(Extracted data entries)
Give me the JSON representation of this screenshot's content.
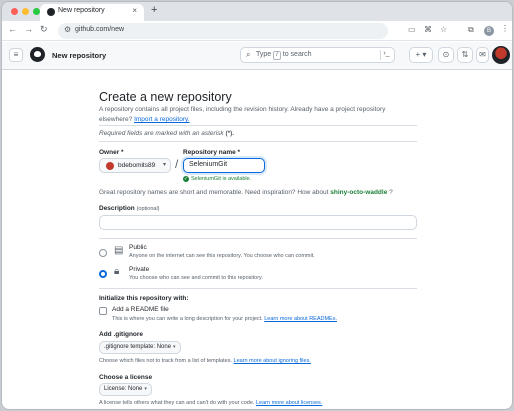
{
  "browser": {
    "tab_title": "New repository",
    "tab_close": "×",
    "new_tab": "+",
    "url": "github.com/new",
    "profile_initial": "B"
  },
  "gh_header": {
    "title": "New repository",
    "search_placeholder_pre": "Type",
    "search_key": "/",
    "search_placeholder_post": "to search",
    "plus_label": "+ ▾"
  },
  "form": {
    "heading": "Create a new repository",
    "lead": "A repository contains all project files, including the revision history. Already have a project repository elsewhere?",
    "import_link": "Import a repository.",
    "required_note_pre": "Required fields are marked with an asterisk",
    "required_note_mark": "(*).",
    "owner_label": "Owner *",
    "owner_value": "bdebomits89",
    "slash": "/",
    "repo_label": "Repository name *",
    "repo_value": "SeleniumGit",
    "available": "SeleniumGit is available.",
    "great_pre": "Great repository names are short and memorable. Need inspiration? How about",
    "suggestion": "shiny-octo-waddle",
    "great_post": "?",
    "desc_label": "Description",
    "desc_optional": "(optional)",
    "visibility": [
      {
        "title": "Public",
        "desc": "Anyone on the internet can see this repository. You choose who can commit.",
        "selected": false
      },
      {
        "title": "Private",
        "desc": "You choose who can see and commit to this repository.",
        "selected": true
      }
    ],
    "init_heading": "Initialize this repository with:",
    "readme_label": "Add a README file",
    "readme_desc_pre": "This is where you can write a long description for your project.",
    "readme_link": "Learn more about READMEs.",
    "gitignore_heading": "Add .gitignore",
    "gitignore_select": ".gitignore template: None",
    "gitignore_desc_pre": "Choose which files not to track from a list of templates.",
    "gitignore_link": "Learn more about ignoring files.",
    "license_heading": "Choose a license",
    "license_select": "License: None",
    "license_desc_pre": "A license tells others what they can and can't do with your code.",
    "license_link": "Learn more about licenses."
  }
}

_Task brief_:
Locate each line with the word "project" and copy it.

_Result of the exercise_:
    "lead": "A repository contains all project files, including the revision history. Already have a project repository elsewhere?",
    "readme_desc_pre": "This is where you can write a long description for your project.",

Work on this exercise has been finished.